Copy every line of the listing below word for word, keeping each character and bounding box unchanged.

════════════════════

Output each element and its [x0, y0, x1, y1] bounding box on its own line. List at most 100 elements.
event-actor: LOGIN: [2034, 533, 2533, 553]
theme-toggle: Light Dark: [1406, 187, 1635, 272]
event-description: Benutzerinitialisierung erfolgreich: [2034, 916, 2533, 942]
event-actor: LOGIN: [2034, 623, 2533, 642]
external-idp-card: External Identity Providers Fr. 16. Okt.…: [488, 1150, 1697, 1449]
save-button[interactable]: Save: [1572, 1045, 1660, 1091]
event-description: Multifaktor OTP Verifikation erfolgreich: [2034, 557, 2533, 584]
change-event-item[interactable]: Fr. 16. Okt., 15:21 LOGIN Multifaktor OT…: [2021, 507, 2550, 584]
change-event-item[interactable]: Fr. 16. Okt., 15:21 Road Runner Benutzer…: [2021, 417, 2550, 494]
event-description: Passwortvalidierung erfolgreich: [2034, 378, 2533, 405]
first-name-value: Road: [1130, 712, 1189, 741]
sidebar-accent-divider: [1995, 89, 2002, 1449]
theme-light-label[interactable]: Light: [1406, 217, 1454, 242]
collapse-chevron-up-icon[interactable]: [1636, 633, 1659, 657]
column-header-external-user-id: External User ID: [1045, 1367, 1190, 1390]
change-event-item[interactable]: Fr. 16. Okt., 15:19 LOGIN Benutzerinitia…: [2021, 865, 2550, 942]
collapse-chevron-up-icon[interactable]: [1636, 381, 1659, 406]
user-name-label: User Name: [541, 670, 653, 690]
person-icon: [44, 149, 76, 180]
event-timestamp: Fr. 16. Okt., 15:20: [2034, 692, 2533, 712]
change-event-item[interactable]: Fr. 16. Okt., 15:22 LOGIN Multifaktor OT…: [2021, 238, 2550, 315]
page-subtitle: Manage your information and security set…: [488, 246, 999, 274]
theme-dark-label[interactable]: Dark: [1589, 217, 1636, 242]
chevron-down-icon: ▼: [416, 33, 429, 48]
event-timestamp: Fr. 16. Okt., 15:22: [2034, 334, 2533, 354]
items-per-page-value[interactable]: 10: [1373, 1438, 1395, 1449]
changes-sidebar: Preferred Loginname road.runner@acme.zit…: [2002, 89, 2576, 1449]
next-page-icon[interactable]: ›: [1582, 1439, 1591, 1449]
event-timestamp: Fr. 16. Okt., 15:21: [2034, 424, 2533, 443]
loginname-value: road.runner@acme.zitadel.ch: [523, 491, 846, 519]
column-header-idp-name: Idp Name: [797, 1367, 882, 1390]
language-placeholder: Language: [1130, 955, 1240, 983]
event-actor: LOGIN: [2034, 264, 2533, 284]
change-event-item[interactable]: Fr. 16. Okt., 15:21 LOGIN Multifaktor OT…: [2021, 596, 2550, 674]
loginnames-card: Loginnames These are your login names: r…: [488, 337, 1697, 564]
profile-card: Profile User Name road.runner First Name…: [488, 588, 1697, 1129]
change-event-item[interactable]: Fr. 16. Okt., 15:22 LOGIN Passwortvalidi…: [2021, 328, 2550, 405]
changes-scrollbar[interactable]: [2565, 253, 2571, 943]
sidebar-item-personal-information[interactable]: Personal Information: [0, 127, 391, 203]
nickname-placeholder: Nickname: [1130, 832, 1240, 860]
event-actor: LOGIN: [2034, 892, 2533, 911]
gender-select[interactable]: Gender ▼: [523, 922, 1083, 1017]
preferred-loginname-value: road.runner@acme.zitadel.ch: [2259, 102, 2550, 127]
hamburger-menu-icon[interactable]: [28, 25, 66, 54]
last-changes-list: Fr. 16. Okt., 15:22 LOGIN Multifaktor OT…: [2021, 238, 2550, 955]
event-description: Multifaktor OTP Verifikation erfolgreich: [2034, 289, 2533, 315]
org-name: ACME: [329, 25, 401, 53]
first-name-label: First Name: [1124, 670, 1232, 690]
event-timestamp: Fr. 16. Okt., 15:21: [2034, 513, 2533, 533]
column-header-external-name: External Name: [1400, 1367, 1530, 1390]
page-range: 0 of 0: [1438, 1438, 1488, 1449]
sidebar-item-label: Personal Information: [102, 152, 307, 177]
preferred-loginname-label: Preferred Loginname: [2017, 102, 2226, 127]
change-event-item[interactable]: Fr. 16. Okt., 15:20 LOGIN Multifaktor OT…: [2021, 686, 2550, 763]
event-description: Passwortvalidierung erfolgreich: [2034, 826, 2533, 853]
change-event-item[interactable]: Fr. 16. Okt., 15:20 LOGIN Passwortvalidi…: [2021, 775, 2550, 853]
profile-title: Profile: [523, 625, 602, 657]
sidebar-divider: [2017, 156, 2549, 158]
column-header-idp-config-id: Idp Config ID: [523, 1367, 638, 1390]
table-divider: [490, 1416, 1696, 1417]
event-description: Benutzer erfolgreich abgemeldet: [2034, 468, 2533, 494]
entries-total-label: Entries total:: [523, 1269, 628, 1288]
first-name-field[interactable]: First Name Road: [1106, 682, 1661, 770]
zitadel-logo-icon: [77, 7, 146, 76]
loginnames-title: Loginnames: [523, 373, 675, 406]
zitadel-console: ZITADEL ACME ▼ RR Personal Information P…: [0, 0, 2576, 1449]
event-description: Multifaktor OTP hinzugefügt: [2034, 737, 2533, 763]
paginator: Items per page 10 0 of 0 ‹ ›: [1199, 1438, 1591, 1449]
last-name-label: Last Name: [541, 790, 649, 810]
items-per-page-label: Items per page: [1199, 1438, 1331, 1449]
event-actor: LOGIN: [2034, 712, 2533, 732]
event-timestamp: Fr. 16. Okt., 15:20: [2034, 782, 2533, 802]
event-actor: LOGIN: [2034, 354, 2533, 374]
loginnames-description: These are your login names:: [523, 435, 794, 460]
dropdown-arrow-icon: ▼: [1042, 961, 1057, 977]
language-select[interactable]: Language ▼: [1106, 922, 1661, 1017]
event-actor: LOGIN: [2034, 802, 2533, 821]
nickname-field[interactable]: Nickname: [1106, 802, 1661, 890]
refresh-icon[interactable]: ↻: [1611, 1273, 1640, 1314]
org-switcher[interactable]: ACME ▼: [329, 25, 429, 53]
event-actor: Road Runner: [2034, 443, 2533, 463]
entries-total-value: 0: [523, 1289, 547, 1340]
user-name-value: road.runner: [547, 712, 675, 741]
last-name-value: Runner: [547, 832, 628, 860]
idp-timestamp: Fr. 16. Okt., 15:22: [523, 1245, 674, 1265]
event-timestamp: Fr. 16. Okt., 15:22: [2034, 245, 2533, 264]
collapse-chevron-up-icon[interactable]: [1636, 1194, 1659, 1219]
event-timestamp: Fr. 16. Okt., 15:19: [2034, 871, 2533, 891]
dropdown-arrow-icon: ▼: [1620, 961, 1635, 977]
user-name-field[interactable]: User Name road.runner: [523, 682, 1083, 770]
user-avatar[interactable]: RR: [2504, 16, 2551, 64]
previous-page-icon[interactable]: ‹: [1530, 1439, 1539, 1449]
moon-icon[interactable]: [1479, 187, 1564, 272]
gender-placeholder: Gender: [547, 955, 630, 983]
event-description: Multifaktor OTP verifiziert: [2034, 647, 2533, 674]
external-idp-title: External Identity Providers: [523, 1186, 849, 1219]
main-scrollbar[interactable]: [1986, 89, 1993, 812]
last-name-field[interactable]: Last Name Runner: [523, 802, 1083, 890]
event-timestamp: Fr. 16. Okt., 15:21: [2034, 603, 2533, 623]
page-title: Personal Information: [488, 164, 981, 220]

════════════════════

__ANSWER TO THE PROBLEM__.
Output each element and its [x0, y0, x1, y1] bounding box on its own line. List at most 100 elements.
event-actor: LOGIN: [2034, 533, 2533, 553]
theme-toggle: Light Dark: [1406, 187, 1635, 272]
event-description: Benutzerinitialisierung erfolgreich: [2034, 916, 2533, 942]
event-actor: LOGIN: [2034, 623, 2533, 642]
external-idp-card: External Identity Providers Fr. 16. Okt.…: [488, 1150, 1697, 1449]
save-button[interactable]: Save: [1572, 1045, 1660, 1091]
event-description: Multifaktor OTP Verifikation erfolgreich: [2034, 557, 2533, 584]
change-event-item[interactable]: Fr. 16. Okt., 15:21 LOGIN Multifaktor OT…: [2021, 507, 2550, 584]
change-event-item[interactable]: Fr. 16. Okt., 15:21 Road Runner Benutzer…: [2021, 417, 2550, 494]
event-description: Passwortvalidierung erfolgreich: [2034, 378, 2533, 405]
first-name-value: Road: [1130, 712, 1189, 741]
sidebar-accent-divider: [1995, 89, 2002, 1449]
theme-light-label[interactable]: Light: [1406, 217, 1454, 242]
collapse-chevron-up-icon[interactable]: [1636, 633, 1659, 657]
column-header-external-user-id: External User ID: [1045, 1367, 1190, 1390]
change-event-item[interactable]: Fr. 16. Okt., 15:19 LOGIN Benutzerinitia…: [2021, 865, 2550, 942]
collapse-chevron-up-icon[interactable]: [1636, 381, 1659, 406]
user-name-label: User Name: [541, 670, 653, 690]
person-icon: [44, 149, 76, 180]
event-timestamp: Fr. 16. Okt., 15:20: [2034, 692, 2533, 712]
change-event-item[interactable]: Fr. 16. Okt., 15:22 LOGIN Multifaktor OT…: [2021, 238, 2550, 315]
page-subtitle: Manage your information and security set…: [488, 246, 999, 274]
theme-dark-label[interactable]: Dark: [1589, 217, 1636, 242]
chevron-down-icon: ▼: [416, 33, 429, 48]
event-timestamp: Fr. 16. Okt., 15:22: [2034, 334, 2533, 354]
items-per-page-value[interactable]: 10: [1373, 1438, 1395, 1449]
changes-sidebar: Preferred Loginname road.runner@acme.zit…: [2002, 89, 2576, 1449]
next-page-icon[interactable]: ›: [1582, 1439, 1591, 1449]
event-timestamp: Fr. 16. Okt., 15:21: [2034, 424, 2533, 443]
loginname-value: road.runner@acme.zitadel.ch: [523, 491, 846, 519]
column-header-idp-name: Idp Name: [797, 1367, 882, 1390]
language-placeholder: Language: [1130, 955, 1240, 983]
event-actor: LOGIN: [2034, 264, 2533, 284]
change-event-item[interactable]: Fr. 16. Okt., 15:21 LOGIN Multifaktor OT…: [2021, 596, 2550, 674]
loginnames-card: Loginnames These are your login names: r…: [488, 337, 1697, 564]
profile-card: Profile User Name road.runner First Name…: [488, 588, 1697, 1129]
change-event-item[interactable]: Fr. 16. Okt., 15:22 LOGIN Passwortvalidi…: [2021, 328, 2550, 405]
changes-scrollbar[interactable]: [2565, 253, 2571, 943]
sidebar-item-personal-information[interactable]: Personal Information: [0, 127, 391, 203]
nickname-placeholder: Nickname: [1130, 832, 1240, 860]
event-actor: LOGIN: [2034, 892, 2533, 911]
gender-select[interactable]: Gender ▼: [523, 922, 1083, 1017]
preferred-loginname-value: road.runner@acme.zitadel.ch: [2259, 102, 2550, 127]
hamburger-menu-icon[interactable]: [28, 25, 66, 54]
last-changes-list: Fr. 16. Okt., 15:22 LOGIN Multifaktor OT…: [2021, 238, 2550, 955]
event-description: Multifaktor OTP Verifikation erfolgreich: [2034, 289, 2533, 315]
org-name: ACME: [329, 25, 401, 53]
first-name-label: First Name: [1124, 670, 1232, 690]
event-timestamp: Fr. 16. Okt., 15:21: [2034, 513, 2533, 533]
column-header-external-name: External Name: [1400, 1367, 1530, 1390]
page-range: 0 of 0: [1438, 1438, 1488, 1449]
sidebar-item-label: Personal Information: [102, 152, 307, 177]
preferred-loginname-label: Preferred Loginname: [2017, 102, 2226, 127]
change-event-item[interactable]: Fr. 16. Okt., 15:20 LOGIN Multifaktor OT…: [2021, 686, 2550, 763]
event-description: Passwortvalidierung erfolgreich: [2034, 826, 2533, 853]
change-event-item[interactable]: Fr. 16. Okt., 15:20 LOGIN Passwortvalidi…: [2021, 775, 2550, 853]
profile-title: Profile: [523, 625, 602, 657]
sidebar-divider: [2017, 156, 2549, 158]
column-header-idp-config-id: Idp Config ID: [523, 1367, 638, 1390]
table-divider: [490, 1416, 1696, 1417]
event-description: Benutzer erfolgreich abgemeldet: [2034, 468, 2533, 494]
entries-total-label: Entries total:: [523, 1269, 628, 1288]
first-name-field[interactable]: First Name Road: [1106, 682, 1661, 770]
zitadel-logo-icon: [77, 7, 146, 76]
loginnames-title: Loginnames: [523, 373, 675, 406]
zitadel-console: ZITADEL ACME ▼ RR Personal Information P…: [0, 0, 2576, 1449]
event-description: Multifaktor OTP hinzugefügt: [2034, 737, 2533, 763]
paginator: Items per page 10 0 of 0 ‹ ›: [1199, 1438, 1591, 1449]
last-name-label: Last Name: [541, 790, 649, 810]
items-per-page-label: Items per page: [1199, 1438, 1331, 1449]
event-actor: LOGIN: [2034, 712, 2533, 732]
event-timestamp: Fr. 16. Okt., 15:20: [2034, 782, 2533, 802]
event-actor: LOGIN: [2034, 354, 2533, 374]
loginnames-description: These are your login names:: [523, 435, 794, 460]
dropdown-arrow-icon: ▼: [1042, 961, 1057, 977]
language-select[interactable]: Language ▼: [1106, 922, 1661, 1017]
event-actor: LOGIN: [2034, 802, 2533, 821]
nickname-field[interactable]: Nickname: [1106, 802, 1661, 890]
refresh-icon[interactable]: ↻: [1611, 1273, 1640, 1314]
org-switcher[interactable]: ACME ▼: [329, 25, 429, 53]
event-actor: Road Runner: [2034, 443, 2533, 463]
entries-total-value: 0: [523, 1289, 547, 1340]
user-name-value: road.runner: [547, 712, 675, 741]
last-name-value: Runner: [547, 832, 628, 860]
idp-timestamp: Fr. 16. Okt., 15:22: [523, 1245, 674, 1265]
event-timestamp: Fr. 16. Okt., 15:22: [2034, 245, 2533, 264]
collapse-chevron-up-icon[interactable]: [1636, 1194, 1659, 1219]
event-timestamp: Fr. 16. Okt., 15:19: [2034, 871, 2533, 891]
dropdown-arrow-icon: ▼: [1620, 961, 1635, 977]
user-name-field[interactable]: User Name road.runner: [523, 682, 1083, 770]
user-avatar[interactable]: RR: [2504, 16, 2551, 64]
previous-page-icon[interactable]: ‹: [1530, 1439, 1539, 1449]
moon-icon[interactable]: [1479, 187, 1564, 272]
gender-placeholder: Gender: [547, 955, 630, 983]
event-description: Multifaktor OTP verifiziert: [2034, 647, 2533, 674]
external-idp-title: External Identity Providers: [523, 1186, 849, 1219]
main-scrollbar[interactable]: [1986, 89, 1993, 812]
last-name-field[interactable]: Last Name Runner: [523, 802, 1083, 890]
event-timestamp: Fr. 16. Okt., 15:21: [2034, 603, 2533, 623]
page-title: Personal Information: [488, 164, 981, 220]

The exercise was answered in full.